» Extracted data

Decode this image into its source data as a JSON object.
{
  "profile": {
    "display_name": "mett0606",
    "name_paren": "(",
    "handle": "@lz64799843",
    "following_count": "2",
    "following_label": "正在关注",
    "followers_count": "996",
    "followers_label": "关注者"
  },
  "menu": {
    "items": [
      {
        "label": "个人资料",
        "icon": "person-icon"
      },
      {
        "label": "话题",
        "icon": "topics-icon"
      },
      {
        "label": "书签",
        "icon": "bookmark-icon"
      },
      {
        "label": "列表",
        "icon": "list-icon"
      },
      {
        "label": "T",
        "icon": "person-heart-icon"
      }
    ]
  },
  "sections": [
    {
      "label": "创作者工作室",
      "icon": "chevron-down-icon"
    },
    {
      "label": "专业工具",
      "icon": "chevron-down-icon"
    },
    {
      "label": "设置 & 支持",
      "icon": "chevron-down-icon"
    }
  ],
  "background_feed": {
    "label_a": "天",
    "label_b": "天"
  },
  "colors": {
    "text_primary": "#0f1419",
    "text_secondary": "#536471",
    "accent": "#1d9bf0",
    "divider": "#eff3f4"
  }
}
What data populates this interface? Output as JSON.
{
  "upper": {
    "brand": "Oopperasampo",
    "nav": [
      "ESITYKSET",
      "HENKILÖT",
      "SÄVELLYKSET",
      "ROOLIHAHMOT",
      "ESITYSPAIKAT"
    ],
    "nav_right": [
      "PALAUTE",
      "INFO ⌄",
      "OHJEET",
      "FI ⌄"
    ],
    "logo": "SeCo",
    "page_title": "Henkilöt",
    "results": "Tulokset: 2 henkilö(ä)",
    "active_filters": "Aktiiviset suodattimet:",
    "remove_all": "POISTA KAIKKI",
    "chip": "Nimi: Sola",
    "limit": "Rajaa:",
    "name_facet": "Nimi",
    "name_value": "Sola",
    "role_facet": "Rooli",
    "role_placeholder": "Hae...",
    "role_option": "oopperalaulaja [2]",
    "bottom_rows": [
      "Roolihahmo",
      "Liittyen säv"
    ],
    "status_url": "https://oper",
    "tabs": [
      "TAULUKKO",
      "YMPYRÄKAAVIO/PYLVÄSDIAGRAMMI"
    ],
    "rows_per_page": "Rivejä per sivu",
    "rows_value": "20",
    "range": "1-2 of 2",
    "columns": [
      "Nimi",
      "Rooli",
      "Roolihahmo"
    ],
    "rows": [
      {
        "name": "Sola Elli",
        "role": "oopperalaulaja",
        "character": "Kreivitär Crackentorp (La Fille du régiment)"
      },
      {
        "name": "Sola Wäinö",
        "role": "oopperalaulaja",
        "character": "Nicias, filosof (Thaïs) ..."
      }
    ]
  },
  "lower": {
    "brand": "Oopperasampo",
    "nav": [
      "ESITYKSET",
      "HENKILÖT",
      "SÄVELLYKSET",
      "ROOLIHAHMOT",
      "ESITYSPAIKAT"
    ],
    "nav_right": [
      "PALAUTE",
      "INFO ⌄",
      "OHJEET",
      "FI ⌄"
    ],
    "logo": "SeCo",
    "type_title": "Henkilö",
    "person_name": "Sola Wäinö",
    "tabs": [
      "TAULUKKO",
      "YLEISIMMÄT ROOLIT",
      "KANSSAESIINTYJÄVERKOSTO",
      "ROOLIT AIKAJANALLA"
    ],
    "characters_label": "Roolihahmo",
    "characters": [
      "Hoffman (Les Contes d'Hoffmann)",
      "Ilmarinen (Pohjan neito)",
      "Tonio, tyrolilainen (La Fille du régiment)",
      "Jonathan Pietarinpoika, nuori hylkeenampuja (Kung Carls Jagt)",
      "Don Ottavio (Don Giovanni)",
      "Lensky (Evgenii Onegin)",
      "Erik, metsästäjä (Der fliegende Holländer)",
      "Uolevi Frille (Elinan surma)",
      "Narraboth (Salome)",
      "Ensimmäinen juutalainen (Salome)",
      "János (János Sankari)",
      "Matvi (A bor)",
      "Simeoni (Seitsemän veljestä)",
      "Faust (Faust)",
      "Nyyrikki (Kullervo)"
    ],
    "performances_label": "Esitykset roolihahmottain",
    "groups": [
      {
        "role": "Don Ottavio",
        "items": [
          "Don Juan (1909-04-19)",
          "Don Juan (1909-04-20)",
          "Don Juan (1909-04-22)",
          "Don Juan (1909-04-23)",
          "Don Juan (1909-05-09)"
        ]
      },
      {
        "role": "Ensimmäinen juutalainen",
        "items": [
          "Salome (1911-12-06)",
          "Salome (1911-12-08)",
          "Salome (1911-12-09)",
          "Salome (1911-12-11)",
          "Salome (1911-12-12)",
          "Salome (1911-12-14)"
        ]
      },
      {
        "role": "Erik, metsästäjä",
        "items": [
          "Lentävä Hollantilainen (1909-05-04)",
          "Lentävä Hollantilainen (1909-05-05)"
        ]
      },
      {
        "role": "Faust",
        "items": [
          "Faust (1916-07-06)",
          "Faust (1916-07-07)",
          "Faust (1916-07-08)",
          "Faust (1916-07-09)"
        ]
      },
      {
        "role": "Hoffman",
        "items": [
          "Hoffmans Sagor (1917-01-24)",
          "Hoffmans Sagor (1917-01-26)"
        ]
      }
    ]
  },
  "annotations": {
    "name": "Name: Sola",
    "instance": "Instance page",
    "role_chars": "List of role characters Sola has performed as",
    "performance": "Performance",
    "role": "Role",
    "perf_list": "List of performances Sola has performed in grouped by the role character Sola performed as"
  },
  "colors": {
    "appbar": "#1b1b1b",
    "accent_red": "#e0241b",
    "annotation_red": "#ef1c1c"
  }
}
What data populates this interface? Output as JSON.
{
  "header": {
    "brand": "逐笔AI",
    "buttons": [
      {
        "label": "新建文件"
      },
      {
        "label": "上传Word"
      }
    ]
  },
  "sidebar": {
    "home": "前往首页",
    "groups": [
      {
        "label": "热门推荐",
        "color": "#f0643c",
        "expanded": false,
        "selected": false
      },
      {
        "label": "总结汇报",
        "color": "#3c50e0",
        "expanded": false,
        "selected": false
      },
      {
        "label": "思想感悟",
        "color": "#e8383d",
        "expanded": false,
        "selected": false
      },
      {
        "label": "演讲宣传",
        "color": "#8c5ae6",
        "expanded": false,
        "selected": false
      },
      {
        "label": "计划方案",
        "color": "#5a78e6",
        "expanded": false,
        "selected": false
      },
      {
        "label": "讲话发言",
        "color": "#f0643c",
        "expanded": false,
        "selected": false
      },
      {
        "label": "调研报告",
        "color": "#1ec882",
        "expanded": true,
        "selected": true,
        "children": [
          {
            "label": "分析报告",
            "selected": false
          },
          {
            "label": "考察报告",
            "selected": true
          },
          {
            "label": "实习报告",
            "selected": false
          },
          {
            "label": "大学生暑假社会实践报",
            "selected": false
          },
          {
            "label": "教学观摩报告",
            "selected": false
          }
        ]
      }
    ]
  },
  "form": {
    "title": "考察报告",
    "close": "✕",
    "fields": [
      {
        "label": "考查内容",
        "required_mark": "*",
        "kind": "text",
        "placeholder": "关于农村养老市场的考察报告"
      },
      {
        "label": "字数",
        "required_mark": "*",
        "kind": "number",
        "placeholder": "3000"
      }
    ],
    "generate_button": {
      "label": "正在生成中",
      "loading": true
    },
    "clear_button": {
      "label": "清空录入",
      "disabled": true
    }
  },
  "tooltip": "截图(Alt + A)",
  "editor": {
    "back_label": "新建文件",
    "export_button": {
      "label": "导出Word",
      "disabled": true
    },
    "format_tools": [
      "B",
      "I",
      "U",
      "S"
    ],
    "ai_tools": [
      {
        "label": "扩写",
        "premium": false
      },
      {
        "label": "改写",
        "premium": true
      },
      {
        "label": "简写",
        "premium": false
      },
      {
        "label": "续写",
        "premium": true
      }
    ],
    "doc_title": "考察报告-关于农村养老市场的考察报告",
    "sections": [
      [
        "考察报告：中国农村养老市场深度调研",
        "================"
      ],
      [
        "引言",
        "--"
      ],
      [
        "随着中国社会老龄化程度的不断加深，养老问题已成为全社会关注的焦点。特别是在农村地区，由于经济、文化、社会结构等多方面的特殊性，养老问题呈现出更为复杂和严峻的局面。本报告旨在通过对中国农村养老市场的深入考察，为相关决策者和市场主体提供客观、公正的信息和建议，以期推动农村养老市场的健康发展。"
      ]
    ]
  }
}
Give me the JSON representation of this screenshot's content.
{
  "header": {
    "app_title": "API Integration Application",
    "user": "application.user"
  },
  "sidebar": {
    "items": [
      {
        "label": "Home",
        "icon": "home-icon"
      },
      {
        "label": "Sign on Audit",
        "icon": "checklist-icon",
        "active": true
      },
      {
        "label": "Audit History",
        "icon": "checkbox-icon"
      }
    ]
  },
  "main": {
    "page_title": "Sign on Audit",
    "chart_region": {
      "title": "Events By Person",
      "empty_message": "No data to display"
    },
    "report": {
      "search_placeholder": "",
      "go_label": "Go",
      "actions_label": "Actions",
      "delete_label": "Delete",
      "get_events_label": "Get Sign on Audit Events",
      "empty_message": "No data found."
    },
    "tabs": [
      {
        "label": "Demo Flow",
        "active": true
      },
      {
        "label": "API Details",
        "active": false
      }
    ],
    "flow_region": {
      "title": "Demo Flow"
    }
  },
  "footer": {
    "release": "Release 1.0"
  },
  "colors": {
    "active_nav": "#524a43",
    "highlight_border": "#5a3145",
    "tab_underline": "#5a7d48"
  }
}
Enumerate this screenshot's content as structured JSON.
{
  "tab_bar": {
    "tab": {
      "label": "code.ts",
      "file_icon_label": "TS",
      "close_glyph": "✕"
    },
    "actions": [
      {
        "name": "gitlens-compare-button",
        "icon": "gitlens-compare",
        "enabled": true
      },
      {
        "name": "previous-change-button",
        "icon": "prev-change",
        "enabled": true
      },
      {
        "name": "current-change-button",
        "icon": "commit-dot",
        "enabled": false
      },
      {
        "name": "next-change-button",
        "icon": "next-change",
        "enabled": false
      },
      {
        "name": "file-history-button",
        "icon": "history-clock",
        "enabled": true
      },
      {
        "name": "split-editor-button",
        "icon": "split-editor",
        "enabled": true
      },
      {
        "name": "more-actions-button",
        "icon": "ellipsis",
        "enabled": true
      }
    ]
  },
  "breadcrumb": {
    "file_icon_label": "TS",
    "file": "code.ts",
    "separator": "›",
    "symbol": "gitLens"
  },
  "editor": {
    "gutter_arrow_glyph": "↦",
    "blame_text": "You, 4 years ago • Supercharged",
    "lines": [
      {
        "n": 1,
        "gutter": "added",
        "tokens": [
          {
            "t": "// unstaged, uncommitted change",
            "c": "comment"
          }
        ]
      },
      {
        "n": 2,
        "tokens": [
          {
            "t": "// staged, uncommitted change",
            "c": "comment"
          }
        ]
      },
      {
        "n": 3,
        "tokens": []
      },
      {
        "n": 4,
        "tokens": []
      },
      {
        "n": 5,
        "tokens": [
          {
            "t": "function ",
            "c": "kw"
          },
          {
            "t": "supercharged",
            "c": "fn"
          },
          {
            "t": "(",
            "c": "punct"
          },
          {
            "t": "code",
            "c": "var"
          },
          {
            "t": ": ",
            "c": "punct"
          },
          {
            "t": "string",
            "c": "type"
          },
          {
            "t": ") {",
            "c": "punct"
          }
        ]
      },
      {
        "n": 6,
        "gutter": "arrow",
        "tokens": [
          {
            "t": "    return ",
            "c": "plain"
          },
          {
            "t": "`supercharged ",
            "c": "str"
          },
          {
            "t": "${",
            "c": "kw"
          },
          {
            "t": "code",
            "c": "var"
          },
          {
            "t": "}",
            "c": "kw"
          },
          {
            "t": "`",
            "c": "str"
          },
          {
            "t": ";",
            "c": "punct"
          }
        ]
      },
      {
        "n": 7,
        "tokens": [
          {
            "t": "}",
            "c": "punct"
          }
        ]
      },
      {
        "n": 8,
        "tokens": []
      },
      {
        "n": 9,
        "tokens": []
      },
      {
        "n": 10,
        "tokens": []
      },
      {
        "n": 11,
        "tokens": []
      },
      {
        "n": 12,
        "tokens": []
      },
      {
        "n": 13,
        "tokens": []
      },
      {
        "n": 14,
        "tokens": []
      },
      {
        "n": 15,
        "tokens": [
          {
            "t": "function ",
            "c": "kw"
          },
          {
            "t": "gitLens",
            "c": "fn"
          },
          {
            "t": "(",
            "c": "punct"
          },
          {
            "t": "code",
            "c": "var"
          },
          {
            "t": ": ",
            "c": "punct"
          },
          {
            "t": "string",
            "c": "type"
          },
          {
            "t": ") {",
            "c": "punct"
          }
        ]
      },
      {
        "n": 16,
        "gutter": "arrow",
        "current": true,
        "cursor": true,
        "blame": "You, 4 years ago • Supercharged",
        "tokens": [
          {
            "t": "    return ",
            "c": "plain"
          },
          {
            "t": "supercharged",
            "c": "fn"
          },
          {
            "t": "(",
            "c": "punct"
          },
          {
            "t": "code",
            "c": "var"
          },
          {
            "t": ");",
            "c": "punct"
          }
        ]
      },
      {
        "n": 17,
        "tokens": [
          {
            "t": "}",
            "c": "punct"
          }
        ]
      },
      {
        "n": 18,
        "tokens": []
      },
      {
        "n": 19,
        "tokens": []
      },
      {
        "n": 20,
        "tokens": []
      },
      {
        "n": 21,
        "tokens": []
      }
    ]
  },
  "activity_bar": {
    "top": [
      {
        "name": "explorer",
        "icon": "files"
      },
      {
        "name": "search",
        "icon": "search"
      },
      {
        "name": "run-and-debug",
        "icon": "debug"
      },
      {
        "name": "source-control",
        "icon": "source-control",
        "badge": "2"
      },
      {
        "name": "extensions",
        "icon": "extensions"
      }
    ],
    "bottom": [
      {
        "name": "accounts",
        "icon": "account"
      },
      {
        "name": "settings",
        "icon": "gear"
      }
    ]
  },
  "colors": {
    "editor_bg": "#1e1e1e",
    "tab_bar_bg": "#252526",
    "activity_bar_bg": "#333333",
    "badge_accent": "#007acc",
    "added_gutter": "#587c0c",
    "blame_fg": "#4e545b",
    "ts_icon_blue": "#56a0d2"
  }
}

» Problem requirements
Collect every line from the records above that contains the word "juutalainen".

» Reply
      "Ensimmäinen juutalainen (Salome)",
        "role": "Ensimmäinen juutalainen",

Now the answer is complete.